◆ YOUR GOAL:
Skip the pictures and repeat each line of the data exactly.

#####

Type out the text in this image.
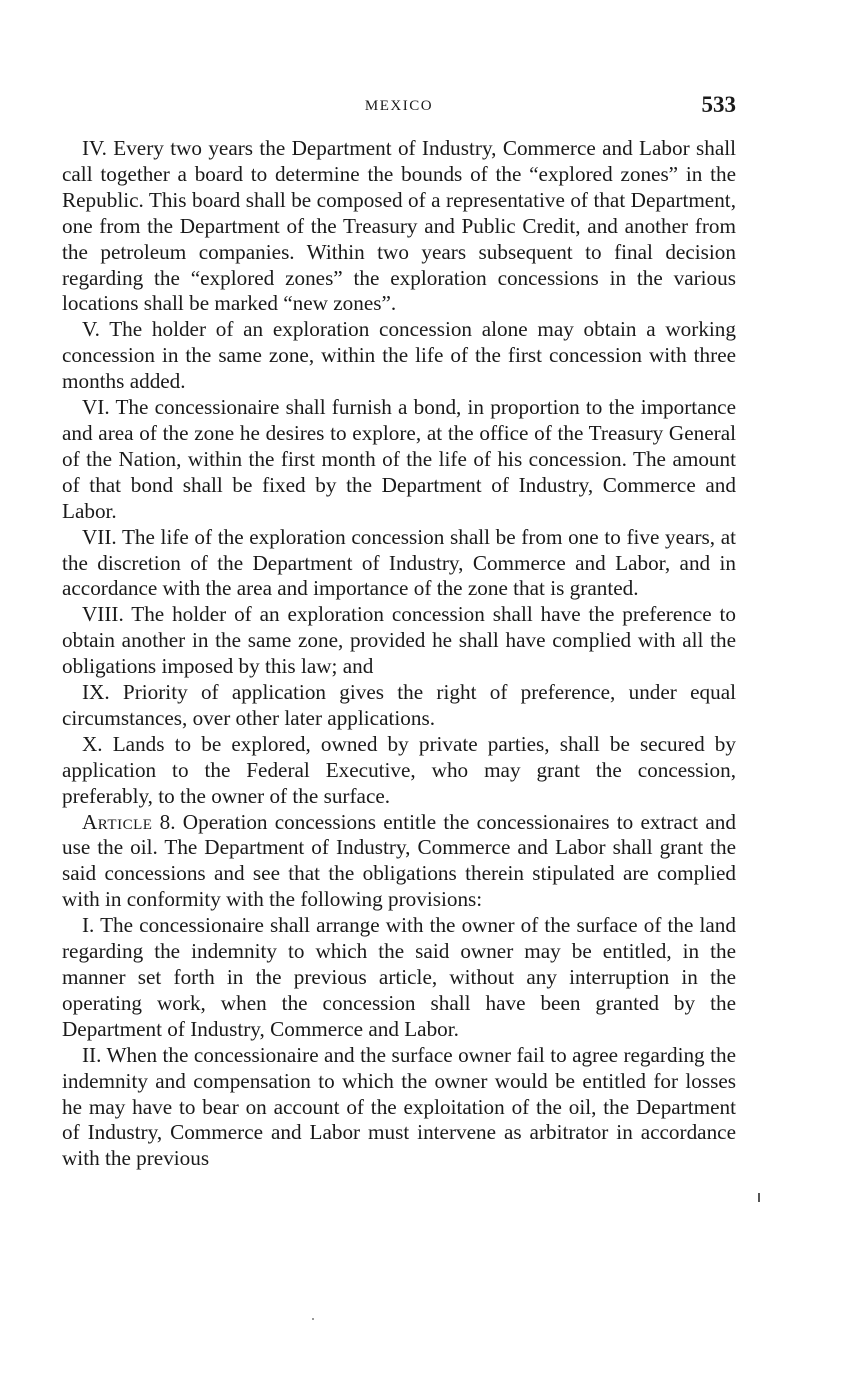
MEXICO	533

IV. Every two years the Department of Industry, Commerce and Labor shall call together a board to determine the bounds of the “explored zones” in the Republic. This board shall be composed of a representative of that Department, one from the Department of the Treasury and Public Credit, and another from the petroleum companies. Within two years subsequent to final decision regarding the “explored zones” the exploration concessions in the various locations shall be marked “new zones”.

V. The holder of an exploration concession alone may obtain a working concession in the same zone, within the life of the first concession with three months added.

VI. The concessionaire shall furnish a bond, in proportion to the importance and area of the zone he desires to explore, at the office of the Treasury General of the Nation, within the first month of the life of his concession. The amount of that bond shall be fixed by the Department of Industry, Commerce and Labor.

VII. The life of the exploration concession shall be from one to five years, at the discretion of the Department of Industry, Commerce and Labor, and in accordance with the area and importance of the zone that is granted.

VIII. The holder of an exploration concession shall have the preference to obtain another in the same zone, provided he shall have complied with all the obligations imposed by this law; and

IX. Priority of application gives the right of preference, under equal circumstances, over other later applications.

X. Lands to be explored, owned by private parties, shall be secured by application to the Federal Executive, who may grant the concession, preferably, to the owner of the surface.

Article 8. Operation concessions entitle the concessionaires to extract and use the oil. The Department of Industry, Commerce and Labor shall grant the said concessions and see that the obligations therein stipulated are complied with in conformity with the following provisions:

I. The concessionaire shall arrange with the owner of the surface of the land regarding the indemnity to which the said owner may be entitled, in the manner set forth in the previous article, without any interruption in the operating work, when the concession shall have been granted by the Department of Industry, Commerce and Labor.

II. When the concessionaire and the surface owner fail to agree regarding the indemnity and compensation to which the owner would be entitled for losses he may have to bear on account of the exploitation of the oil, the Department of Industry, Commerce and Labor must intervene as arbitrator in accordance with the previous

#####

◆ EXERCISE ANSWER:
Type out the text in this image.
MEXICO	533

IV. Every two years the Department of Industry, Commerce and Labor shall call together a board to determine the bounds of the “explored zones” in the Republic. This board shall be composed of a representative of that Department, one from the Department of the Treasury and Public Credit, and another from the petroleum companies. Within two years subsequent to final decision regarding the “explored zones” the exploration concessions in the various locations shall be marked “new zones”.

V. The holder of an exploration concession alone may obtain a working concession in the same zone, within the life of the first concession with three months added.

VI. The concessionaire shall furnish a bond, in proportion to the importance and area of the zone he desires to explore, at the office of the Treasury General of the Nation, within the first month of the life of his concession. The amount of that bond shall be fixed by the Department of Industry, Commerce and Labor.

VII. The life of the exploration concession shall be from one to five years, at the discretion of the Department of Industry, Commerce and Labor, and in accordance with the area and importance of the zone that is granted.

VIII. The holder of an exploration concession shall have the preference to obtain another in the same zone, provided he shall have complied with all the obligations imposed by this law; and

IX. Priority of application gives the right of preference, under equal circumstances, over other later applications.

X. Lands to be explored, owned by private parties, shall be secured by application to the Federal Executive, who may grant the concession, preferably, to the owner of the surface.

Article 8. Operation concessions entitle the concessionaires to extract and use the oil. The Department of Industry, Commerce and Labor shall grant the said concessions and see that the obligations therein stipulated are complied with in conformity with the following provisions:

I. The concessionaire shall arrange with the owner of the surface of the land regarding the indemnity to which the said owner may be entitled, in the manner set forth in the previous article, without any interruption in the operating work, when the concession shall have been granted by the Department of Industry, Commerce and Labor.

II. When the concessionaire and the surface owner fail to agree regarding the indemnity and compensation to which the owner would be entitled for losses he may have to bear on account of the exploitation of the oil, the Department of Industry, Commerce and Labor must intervene as arbitrator in accordance with the previous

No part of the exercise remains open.